◆ Aim of the exercise
State the number of lines that hold the string "Jobs", with nothing added.

◆ Exercise input
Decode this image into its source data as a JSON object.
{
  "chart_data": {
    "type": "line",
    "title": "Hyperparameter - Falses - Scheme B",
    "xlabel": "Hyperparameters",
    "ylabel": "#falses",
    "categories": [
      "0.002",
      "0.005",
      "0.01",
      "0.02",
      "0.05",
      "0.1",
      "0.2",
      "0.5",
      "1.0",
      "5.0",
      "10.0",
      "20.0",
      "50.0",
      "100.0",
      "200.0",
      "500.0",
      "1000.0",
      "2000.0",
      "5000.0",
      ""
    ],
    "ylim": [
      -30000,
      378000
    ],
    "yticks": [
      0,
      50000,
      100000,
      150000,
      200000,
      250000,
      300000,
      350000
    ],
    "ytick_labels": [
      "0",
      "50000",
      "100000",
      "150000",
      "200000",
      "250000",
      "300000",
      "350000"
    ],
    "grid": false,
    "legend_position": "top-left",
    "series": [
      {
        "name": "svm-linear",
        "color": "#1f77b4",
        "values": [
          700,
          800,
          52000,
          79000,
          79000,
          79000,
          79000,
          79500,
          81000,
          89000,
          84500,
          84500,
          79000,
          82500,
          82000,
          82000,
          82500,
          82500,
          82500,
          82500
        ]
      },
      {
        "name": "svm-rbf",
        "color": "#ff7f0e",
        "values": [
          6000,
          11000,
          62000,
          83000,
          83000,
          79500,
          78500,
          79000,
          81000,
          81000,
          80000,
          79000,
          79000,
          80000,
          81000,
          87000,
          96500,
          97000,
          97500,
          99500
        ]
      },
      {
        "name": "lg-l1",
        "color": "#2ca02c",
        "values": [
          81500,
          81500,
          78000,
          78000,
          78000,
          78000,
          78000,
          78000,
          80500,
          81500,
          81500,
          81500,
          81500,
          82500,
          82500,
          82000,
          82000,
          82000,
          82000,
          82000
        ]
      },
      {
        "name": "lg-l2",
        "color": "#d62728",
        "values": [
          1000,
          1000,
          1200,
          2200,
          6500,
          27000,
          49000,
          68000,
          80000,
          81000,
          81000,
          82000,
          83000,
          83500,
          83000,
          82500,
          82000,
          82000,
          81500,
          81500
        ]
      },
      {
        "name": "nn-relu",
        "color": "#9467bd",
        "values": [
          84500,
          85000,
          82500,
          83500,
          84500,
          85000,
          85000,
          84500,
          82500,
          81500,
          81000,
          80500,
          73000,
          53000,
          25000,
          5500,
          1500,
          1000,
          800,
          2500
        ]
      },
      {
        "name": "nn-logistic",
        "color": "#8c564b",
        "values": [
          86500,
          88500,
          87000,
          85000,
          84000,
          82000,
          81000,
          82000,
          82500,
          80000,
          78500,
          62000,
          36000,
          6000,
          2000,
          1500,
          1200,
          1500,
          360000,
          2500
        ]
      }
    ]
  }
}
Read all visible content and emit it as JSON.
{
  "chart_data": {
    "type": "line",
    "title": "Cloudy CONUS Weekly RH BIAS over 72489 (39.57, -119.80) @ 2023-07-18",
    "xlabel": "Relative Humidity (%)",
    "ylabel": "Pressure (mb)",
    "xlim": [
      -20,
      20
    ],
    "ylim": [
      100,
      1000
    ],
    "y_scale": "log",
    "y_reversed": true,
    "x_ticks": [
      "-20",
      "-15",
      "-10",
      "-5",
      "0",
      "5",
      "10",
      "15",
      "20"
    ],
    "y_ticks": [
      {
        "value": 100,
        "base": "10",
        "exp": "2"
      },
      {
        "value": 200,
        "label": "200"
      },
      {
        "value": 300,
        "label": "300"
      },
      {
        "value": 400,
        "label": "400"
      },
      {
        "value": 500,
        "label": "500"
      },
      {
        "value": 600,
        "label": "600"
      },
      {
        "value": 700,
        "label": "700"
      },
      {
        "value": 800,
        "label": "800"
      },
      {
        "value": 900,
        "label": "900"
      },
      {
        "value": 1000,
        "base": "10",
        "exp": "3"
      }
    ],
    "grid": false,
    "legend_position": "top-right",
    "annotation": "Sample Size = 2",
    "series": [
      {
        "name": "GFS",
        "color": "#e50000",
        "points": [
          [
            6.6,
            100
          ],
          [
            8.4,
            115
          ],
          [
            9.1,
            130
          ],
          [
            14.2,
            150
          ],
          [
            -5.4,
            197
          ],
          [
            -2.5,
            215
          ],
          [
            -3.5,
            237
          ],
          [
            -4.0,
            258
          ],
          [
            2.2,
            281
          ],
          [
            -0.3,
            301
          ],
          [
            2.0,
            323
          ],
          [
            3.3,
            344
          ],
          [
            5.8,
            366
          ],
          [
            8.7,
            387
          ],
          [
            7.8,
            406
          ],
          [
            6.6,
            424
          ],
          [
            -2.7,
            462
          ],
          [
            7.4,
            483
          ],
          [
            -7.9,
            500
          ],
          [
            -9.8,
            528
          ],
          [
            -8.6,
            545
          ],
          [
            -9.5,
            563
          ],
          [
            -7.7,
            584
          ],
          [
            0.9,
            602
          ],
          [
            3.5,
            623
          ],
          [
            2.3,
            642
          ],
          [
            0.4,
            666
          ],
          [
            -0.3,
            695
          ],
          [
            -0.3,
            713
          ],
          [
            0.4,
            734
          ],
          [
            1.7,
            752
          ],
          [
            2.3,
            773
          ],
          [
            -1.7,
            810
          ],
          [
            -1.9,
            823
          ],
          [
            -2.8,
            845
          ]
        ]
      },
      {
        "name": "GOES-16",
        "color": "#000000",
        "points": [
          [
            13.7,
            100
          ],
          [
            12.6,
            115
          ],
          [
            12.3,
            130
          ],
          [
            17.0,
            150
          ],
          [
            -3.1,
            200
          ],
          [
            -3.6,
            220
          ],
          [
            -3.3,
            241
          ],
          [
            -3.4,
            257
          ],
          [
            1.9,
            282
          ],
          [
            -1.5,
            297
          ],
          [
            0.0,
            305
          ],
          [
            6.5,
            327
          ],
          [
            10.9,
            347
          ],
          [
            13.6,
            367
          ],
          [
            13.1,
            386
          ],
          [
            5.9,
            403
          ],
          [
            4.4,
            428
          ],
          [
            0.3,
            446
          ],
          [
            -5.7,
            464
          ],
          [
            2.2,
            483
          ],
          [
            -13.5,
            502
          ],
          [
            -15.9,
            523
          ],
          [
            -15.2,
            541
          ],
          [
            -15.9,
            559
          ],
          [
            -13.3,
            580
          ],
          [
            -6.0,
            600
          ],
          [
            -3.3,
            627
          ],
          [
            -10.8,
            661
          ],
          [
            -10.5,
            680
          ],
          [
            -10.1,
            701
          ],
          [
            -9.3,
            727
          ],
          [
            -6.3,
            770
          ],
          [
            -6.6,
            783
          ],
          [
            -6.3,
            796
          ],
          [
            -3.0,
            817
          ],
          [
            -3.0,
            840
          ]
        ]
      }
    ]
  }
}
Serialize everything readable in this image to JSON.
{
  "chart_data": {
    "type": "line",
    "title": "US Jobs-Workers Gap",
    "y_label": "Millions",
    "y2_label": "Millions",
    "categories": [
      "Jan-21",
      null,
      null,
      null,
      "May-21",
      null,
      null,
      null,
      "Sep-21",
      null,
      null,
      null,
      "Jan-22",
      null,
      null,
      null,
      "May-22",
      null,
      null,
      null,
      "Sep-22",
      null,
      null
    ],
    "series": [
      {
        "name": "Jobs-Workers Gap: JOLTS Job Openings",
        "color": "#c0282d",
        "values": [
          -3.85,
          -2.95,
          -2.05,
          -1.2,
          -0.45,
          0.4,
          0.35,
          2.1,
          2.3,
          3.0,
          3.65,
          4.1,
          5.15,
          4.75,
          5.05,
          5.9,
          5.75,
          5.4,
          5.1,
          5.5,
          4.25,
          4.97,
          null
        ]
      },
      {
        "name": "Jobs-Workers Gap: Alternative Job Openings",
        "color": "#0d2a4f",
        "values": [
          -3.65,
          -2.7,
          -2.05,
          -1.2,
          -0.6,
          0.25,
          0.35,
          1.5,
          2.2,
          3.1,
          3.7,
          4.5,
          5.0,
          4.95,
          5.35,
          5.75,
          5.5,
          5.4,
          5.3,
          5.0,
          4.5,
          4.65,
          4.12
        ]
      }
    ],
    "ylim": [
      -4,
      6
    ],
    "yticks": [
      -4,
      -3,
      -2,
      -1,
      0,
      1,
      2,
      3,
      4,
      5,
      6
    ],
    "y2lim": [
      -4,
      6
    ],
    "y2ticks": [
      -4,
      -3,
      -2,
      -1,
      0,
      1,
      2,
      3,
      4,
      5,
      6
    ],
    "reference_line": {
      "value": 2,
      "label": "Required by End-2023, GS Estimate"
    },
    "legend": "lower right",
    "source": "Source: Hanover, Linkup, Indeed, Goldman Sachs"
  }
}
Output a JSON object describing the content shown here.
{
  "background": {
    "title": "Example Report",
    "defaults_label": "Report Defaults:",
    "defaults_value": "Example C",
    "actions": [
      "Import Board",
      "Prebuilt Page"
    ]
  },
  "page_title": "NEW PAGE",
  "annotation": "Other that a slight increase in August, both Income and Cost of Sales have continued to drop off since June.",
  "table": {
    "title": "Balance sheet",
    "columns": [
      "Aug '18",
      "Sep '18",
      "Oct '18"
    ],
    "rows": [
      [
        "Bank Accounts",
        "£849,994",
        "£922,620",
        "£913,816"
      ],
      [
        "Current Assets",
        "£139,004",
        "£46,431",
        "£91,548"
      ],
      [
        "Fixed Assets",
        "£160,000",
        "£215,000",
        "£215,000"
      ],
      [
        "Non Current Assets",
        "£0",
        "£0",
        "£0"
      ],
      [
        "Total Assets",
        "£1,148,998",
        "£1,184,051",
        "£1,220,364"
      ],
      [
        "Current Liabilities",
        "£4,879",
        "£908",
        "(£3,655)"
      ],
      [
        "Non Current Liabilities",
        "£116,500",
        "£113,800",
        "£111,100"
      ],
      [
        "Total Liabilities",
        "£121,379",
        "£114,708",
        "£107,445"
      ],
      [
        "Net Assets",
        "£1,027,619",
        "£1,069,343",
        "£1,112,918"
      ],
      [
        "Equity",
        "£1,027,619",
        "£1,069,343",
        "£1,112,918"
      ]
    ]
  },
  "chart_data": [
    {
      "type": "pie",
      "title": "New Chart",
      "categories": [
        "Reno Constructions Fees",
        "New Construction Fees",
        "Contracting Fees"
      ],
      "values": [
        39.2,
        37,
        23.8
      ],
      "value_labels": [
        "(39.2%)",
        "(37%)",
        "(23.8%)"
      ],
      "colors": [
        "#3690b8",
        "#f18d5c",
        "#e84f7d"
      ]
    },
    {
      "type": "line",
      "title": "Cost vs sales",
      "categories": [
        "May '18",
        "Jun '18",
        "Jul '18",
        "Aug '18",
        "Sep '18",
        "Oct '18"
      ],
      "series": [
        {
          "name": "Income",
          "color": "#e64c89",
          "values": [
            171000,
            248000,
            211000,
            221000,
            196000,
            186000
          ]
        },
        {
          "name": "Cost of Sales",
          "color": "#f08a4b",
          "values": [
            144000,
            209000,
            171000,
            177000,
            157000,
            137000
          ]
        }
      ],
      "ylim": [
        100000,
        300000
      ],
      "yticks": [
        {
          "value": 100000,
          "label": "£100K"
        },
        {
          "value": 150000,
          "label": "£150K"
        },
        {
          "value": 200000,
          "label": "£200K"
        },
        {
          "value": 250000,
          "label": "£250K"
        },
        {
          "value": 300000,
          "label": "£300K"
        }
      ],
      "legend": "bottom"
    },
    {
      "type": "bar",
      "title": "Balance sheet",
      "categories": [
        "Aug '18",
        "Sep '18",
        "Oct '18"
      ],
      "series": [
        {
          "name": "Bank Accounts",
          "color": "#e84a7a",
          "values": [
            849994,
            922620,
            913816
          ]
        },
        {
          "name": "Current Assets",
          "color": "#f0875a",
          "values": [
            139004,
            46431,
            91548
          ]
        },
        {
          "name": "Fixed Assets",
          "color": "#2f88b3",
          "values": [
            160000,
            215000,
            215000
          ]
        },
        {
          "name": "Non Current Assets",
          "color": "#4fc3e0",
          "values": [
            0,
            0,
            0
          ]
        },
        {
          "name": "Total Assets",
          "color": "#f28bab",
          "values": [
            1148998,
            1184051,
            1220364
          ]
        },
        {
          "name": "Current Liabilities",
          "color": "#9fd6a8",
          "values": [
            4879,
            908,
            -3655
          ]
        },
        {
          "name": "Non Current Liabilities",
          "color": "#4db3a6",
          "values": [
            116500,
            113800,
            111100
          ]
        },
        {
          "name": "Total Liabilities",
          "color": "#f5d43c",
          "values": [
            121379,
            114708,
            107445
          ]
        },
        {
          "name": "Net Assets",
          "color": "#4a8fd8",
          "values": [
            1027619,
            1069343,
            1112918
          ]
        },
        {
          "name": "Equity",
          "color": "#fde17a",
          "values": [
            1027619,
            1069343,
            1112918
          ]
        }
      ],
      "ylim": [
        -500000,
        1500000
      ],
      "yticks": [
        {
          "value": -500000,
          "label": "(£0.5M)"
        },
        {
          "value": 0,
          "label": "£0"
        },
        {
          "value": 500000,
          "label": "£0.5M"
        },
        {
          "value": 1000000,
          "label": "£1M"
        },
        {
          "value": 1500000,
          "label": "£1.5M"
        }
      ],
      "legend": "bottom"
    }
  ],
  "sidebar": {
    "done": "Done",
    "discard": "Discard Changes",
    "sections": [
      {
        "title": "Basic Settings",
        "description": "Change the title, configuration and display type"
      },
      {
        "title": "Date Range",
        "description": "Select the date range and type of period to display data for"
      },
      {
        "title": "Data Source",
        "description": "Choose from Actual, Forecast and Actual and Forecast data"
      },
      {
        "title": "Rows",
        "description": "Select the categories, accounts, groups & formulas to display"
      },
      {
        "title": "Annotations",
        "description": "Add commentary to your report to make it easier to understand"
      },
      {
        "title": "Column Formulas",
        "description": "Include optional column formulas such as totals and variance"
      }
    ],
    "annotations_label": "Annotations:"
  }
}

◆ Correct answer
3